▶ Your task
Carry on the passage about the digital portrait no begin_nings from where it stops.

The dominance of orange—evocative of flesh, heat, and warning—contrasts with the black shadows that consume portions of the face. These chromatic tensions can be read as the visual grammar of ethical conflict: illumination versus concealment, understanding versus judgment.
By invoking mental illness, neurodiversity, and trauma, the artist situates no begin_nings within a discourse that challenges Enlightenment notions of rational agency. The work echoes the philosophical tension between determinism and moral responsibility—a question that has troubled thinkers from Aristotle to contemporary neuroscientists.
If, as the artist asks, “mental illness is a caveat,” then the visual fragmentation of the portrait symbolises the fracturing of moral coherence. The doubled face may represent competing internal states: one rational, one impulsive; one guilty, one exonerated. The viewer becomes implicated in this ethical oscillation, drawn into the impossible task of discerning blame within a fractured psyche.
Through this lens, no begin_nings operates as a visual form of moral phenomenology. It exposes how social and legal systems demand linear causality—a beginning—in order to assign blame, even when human behaviour arises from overlapping causes beyond conscious control. The shadowed profile can be seen as the unseen histories—genetic, environmental, psychological—that shape behaviour but remain invisible to juridical reasoning.
The choice of digital media amplifies these conceptual tensions. The capacity to endlessly edit and rework a digital image parallels the recursive questioning of justice: each judgment can be revised, each moral stance overwritten. Yet traces of the previous marks remain, much as the legacies of trauma and biology persist beneath the surface of human action.

(Rows of document structure recognition data)

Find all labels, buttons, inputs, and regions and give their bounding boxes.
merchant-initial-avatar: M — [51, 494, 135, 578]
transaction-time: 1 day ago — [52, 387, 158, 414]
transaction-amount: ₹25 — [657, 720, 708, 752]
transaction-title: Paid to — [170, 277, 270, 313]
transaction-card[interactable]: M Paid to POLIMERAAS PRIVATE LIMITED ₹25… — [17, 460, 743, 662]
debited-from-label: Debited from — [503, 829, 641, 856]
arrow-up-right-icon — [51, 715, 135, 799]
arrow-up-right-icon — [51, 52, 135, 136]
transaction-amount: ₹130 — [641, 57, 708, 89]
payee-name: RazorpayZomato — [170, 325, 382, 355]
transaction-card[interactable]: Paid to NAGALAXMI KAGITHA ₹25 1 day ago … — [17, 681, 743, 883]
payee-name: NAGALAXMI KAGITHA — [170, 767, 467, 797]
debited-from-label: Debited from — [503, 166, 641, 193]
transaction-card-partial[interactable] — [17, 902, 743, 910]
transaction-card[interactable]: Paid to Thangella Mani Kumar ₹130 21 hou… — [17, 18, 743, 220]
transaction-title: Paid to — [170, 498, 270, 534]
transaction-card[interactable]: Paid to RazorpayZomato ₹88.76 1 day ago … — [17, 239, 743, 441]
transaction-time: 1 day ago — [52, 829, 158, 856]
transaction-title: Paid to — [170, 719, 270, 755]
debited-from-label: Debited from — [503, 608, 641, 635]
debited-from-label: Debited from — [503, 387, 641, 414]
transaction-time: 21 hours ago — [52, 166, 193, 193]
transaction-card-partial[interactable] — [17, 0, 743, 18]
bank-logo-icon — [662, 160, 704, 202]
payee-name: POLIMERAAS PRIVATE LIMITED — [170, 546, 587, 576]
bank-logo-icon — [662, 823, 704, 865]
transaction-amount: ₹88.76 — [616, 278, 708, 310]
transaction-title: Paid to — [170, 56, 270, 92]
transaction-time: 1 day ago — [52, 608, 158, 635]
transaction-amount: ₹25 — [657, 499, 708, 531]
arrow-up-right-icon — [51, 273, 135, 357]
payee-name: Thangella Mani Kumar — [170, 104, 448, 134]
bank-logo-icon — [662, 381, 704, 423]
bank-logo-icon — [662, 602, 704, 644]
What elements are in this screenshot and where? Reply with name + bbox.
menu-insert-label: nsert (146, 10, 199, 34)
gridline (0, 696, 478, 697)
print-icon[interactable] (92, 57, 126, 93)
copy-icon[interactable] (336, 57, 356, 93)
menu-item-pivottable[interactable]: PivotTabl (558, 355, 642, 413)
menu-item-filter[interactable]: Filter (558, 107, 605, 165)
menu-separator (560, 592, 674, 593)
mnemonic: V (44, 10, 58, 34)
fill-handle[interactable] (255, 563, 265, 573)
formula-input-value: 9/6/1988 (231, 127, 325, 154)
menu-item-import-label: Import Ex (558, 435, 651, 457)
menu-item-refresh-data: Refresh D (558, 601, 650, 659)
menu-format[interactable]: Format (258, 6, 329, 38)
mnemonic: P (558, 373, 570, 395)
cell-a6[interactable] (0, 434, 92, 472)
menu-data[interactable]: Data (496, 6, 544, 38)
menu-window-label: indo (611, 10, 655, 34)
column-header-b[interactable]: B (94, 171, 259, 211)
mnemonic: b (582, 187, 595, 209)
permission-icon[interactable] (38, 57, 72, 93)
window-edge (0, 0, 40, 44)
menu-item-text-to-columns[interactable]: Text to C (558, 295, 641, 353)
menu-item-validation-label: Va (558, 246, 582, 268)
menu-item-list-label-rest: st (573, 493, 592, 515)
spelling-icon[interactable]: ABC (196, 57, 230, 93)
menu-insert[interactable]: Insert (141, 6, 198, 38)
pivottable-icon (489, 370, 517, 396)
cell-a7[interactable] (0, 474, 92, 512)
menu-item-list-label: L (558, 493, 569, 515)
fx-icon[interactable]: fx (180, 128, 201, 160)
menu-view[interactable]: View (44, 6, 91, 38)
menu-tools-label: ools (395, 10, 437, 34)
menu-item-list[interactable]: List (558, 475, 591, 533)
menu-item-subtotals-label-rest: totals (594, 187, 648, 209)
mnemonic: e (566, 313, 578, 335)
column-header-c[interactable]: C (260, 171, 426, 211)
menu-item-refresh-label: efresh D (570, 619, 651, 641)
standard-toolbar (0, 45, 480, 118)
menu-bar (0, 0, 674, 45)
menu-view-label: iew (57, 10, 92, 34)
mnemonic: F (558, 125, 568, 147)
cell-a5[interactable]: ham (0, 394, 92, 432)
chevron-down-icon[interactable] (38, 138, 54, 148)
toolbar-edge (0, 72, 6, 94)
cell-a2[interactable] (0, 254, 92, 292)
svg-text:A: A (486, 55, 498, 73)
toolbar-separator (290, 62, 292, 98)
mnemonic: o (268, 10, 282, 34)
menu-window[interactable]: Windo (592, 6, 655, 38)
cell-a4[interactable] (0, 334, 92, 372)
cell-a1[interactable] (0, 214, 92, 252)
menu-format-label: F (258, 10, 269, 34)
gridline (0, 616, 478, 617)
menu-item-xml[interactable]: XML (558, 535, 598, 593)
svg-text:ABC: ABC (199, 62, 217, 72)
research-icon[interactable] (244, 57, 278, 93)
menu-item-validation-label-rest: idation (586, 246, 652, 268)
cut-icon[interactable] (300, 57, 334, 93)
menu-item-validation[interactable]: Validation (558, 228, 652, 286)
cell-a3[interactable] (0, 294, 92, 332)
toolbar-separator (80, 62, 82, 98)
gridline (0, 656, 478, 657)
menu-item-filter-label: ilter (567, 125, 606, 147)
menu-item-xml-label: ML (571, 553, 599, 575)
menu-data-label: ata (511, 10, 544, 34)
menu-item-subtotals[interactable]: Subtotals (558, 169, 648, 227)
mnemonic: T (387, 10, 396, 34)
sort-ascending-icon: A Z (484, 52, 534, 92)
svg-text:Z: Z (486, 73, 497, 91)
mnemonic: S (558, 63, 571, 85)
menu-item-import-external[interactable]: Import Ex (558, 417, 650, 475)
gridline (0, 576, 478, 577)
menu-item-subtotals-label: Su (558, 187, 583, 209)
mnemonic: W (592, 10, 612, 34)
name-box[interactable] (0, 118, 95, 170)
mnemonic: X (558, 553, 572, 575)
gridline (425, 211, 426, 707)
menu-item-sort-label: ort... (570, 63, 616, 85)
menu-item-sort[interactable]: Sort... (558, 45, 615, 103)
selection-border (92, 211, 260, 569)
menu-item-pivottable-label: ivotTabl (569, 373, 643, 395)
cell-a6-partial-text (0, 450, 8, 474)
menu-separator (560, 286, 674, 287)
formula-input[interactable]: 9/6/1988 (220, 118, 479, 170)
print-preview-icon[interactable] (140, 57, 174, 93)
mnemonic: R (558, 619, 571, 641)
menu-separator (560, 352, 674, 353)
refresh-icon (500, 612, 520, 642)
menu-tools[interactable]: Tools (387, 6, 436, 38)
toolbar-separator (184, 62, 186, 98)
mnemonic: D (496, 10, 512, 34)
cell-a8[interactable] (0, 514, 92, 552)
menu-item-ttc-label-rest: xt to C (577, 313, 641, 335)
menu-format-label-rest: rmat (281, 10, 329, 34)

▶ Written response
In this sense, ScribblyJoe’s process enacts the very question the work poses. If identity is editable, where does responsibility begin? If an artwork, like a person, is an accumulation of inherited marks and accidents, can any gesture—or any crime—truly be isolated as an origin point?
ScribblyJoe’s reference to fairness and law extends the discussion into a broader critique of moral systems. The portrait’s duality can be interpreted as the face of justice itself: divided between empathy and punishment, understanding and control. The diffuse boundaries of the figure recall the porousness of legal categories when confronted with human complexity.
Contemporary debates around neurodiversity, impulse control, and criminal responsibility mirror the uncertainties visualised in no begin_nings. The artwork refuses to resolve these tensions. Instead, it visualises their coexistence—the impossibility of constructing fairness without confronting the limits of human autonomy. In doing so, ScribblyJoe’s work aligns with philosophical inquiries by Foucault and Arendt into how modern societies produce subjects who are both judged and conditioned by the very systems that hold them accountable.
no begin_nings is not merely a digital portrait but an ethical landscape. Through compositional fragmentation, chromatic tension, and digital layering, ScribblyJoe visualises the impossibility of tracing the origins of blame. The work merges aesthetic gesture with philosophical inquiry, asking whether justice can exist without illusionary notions of beginnings or control.
In confronting these questions, ScribblyJoe positions digital art as a site of contemporary moral reflection—where the boundaries between self and system, freedom and determinism, are as unstable as the overlapping faces that haunt the screen.